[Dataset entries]

|---|

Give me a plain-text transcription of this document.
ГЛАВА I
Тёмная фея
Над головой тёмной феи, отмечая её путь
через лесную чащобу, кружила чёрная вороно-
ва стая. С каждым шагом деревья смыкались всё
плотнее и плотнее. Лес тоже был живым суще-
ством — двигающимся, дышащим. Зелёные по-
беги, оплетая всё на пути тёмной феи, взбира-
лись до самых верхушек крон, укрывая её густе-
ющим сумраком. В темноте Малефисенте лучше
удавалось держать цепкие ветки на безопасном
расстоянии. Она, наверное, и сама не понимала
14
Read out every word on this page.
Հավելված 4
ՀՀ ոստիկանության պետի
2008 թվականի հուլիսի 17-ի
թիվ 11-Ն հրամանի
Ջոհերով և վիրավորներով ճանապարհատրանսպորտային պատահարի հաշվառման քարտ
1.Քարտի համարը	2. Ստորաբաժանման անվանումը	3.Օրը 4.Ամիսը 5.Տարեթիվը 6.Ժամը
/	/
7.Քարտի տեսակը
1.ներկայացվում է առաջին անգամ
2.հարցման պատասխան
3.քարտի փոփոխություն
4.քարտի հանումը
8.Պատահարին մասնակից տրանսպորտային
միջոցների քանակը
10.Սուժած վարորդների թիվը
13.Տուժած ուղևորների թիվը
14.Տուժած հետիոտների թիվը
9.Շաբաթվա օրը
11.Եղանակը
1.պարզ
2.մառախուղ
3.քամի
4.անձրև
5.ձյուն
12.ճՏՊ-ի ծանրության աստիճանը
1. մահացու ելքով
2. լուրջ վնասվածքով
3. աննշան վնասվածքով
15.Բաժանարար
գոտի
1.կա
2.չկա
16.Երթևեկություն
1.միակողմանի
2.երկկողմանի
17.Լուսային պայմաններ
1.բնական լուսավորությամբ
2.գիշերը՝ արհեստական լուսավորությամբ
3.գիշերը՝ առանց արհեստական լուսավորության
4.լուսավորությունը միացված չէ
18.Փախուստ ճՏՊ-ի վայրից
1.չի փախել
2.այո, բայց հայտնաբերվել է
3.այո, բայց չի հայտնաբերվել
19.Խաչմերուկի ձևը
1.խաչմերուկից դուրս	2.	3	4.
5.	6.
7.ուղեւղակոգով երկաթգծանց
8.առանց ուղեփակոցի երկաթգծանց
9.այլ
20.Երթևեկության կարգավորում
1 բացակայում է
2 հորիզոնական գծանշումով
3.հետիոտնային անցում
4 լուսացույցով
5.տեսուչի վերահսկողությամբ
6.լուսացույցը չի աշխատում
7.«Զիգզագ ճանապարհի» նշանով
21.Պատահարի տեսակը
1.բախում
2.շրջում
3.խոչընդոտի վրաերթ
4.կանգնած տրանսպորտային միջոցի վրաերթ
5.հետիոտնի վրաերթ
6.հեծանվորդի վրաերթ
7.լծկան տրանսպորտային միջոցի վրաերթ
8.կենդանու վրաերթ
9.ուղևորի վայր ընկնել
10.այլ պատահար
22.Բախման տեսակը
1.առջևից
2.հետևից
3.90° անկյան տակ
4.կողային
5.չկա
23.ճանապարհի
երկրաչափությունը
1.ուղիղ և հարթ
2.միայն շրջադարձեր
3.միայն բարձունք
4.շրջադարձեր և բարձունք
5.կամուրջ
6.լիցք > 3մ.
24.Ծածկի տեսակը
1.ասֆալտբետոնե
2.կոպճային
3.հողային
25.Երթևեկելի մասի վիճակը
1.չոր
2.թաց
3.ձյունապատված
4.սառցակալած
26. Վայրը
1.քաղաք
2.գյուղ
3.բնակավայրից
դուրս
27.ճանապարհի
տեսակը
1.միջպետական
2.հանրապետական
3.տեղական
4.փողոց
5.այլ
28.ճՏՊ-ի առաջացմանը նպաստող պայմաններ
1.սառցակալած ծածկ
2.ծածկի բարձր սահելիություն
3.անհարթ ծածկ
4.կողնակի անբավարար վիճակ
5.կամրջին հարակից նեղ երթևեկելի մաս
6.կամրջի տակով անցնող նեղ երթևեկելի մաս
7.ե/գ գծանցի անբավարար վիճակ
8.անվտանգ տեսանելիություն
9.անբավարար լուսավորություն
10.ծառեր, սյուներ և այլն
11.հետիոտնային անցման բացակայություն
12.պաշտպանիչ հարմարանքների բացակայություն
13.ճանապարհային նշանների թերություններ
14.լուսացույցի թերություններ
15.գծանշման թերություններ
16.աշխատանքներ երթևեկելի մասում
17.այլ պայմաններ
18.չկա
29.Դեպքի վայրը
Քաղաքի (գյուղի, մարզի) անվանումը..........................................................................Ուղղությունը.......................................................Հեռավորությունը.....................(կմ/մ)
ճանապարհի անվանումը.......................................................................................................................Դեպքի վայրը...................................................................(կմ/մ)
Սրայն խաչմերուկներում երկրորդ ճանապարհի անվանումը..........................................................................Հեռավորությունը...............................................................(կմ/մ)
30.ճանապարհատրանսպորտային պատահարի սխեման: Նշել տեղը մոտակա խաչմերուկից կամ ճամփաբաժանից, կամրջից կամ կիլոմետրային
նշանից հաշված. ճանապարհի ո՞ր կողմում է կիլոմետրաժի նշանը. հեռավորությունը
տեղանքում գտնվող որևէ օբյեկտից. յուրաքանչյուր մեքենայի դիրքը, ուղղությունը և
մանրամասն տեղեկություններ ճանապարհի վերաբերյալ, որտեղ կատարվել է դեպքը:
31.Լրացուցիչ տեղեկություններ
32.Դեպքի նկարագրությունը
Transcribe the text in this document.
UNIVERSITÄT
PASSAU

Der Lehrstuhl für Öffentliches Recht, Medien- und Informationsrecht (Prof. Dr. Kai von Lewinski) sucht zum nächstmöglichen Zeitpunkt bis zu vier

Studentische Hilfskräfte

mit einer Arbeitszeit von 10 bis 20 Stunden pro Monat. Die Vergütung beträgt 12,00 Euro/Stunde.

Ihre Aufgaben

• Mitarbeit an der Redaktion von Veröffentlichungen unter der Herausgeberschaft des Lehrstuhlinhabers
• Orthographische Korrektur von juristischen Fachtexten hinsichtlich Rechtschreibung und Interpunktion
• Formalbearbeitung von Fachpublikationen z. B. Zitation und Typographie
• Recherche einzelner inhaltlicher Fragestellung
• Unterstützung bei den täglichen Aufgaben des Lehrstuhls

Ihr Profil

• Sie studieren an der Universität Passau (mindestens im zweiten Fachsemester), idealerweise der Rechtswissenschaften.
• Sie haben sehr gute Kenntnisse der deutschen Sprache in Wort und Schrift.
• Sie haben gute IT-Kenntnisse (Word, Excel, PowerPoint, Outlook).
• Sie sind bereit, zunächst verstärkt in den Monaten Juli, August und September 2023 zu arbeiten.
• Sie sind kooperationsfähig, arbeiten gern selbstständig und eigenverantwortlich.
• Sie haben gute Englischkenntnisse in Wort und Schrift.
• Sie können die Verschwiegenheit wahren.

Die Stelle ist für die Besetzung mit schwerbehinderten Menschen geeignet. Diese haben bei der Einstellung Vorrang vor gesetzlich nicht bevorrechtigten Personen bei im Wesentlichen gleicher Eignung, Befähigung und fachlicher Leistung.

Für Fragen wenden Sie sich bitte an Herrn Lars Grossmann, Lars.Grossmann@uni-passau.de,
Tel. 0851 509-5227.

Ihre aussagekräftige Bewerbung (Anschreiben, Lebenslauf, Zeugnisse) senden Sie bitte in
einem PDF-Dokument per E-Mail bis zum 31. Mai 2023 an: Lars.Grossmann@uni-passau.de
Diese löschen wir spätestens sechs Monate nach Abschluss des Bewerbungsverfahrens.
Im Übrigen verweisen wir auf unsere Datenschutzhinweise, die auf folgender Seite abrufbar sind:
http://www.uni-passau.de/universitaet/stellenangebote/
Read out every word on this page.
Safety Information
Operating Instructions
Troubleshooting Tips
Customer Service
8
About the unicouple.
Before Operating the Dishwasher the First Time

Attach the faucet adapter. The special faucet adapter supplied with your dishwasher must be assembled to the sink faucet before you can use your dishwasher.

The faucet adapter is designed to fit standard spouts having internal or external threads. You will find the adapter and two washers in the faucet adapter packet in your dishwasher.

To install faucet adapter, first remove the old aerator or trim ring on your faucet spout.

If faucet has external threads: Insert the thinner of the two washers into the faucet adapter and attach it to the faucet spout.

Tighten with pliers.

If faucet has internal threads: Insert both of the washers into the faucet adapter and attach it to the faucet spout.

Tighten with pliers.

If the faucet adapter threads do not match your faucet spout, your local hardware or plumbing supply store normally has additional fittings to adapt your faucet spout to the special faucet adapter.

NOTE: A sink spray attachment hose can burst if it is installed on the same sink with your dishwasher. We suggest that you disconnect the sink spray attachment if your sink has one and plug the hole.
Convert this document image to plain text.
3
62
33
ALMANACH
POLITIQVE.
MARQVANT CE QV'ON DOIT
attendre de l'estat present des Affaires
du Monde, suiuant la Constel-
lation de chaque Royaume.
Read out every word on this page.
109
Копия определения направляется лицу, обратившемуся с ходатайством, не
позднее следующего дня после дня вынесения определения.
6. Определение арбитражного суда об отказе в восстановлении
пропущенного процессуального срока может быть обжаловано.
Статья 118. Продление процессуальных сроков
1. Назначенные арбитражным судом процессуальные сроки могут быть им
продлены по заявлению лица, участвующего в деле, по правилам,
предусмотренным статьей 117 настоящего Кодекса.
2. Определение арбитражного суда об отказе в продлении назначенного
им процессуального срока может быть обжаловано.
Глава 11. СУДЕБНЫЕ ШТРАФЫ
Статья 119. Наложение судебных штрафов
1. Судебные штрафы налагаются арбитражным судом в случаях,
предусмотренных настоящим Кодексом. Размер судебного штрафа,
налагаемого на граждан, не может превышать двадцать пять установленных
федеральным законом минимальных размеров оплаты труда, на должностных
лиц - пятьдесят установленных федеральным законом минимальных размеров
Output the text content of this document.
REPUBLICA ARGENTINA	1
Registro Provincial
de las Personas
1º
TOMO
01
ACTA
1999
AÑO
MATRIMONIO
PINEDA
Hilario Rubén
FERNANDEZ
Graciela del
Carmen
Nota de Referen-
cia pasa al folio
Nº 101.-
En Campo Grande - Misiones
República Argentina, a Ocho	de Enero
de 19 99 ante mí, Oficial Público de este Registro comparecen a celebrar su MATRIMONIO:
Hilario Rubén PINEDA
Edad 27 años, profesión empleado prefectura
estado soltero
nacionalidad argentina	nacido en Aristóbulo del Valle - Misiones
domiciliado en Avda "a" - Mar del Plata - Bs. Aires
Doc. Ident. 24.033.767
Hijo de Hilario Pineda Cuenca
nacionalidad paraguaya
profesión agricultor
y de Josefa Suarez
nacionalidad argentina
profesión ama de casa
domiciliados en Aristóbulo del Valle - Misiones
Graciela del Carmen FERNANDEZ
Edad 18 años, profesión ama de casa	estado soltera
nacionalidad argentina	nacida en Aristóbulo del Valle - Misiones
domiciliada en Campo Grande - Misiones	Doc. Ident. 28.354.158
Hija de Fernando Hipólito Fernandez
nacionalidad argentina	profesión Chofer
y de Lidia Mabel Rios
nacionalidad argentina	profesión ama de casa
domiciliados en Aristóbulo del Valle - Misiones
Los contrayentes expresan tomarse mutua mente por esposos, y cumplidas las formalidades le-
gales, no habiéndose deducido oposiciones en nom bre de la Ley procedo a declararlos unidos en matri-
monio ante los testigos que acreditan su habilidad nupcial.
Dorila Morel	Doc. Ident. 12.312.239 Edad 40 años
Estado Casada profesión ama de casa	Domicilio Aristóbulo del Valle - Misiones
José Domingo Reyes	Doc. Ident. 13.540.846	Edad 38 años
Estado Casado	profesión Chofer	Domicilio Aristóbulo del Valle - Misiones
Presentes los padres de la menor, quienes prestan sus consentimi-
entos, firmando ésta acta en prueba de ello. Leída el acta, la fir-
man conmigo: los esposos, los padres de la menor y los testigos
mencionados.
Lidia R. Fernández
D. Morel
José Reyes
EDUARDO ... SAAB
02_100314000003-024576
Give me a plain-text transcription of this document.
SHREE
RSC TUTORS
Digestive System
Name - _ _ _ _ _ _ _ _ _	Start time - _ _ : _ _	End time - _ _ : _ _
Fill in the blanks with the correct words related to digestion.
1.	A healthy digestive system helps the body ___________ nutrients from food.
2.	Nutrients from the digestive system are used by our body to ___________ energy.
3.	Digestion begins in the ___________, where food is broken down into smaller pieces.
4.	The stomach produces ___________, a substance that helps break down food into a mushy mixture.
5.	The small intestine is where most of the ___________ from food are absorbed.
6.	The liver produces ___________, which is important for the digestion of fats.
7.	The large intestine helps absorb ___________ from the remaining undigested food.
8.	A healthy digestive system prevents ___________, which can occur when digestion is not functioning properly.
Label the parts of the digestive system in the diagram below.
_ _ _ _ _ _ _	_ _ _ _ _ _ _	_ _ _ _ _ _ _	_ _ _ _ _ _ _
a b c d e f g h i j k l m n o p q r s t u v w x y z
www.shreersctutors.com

|---|

_Exercise description_
Search the listing for the word "Reyes". Copy every line in which it occurs.

_The result_
José Domingo Reyes	Doc. Ident. 13.540.846	Edad 38 años
José Reyes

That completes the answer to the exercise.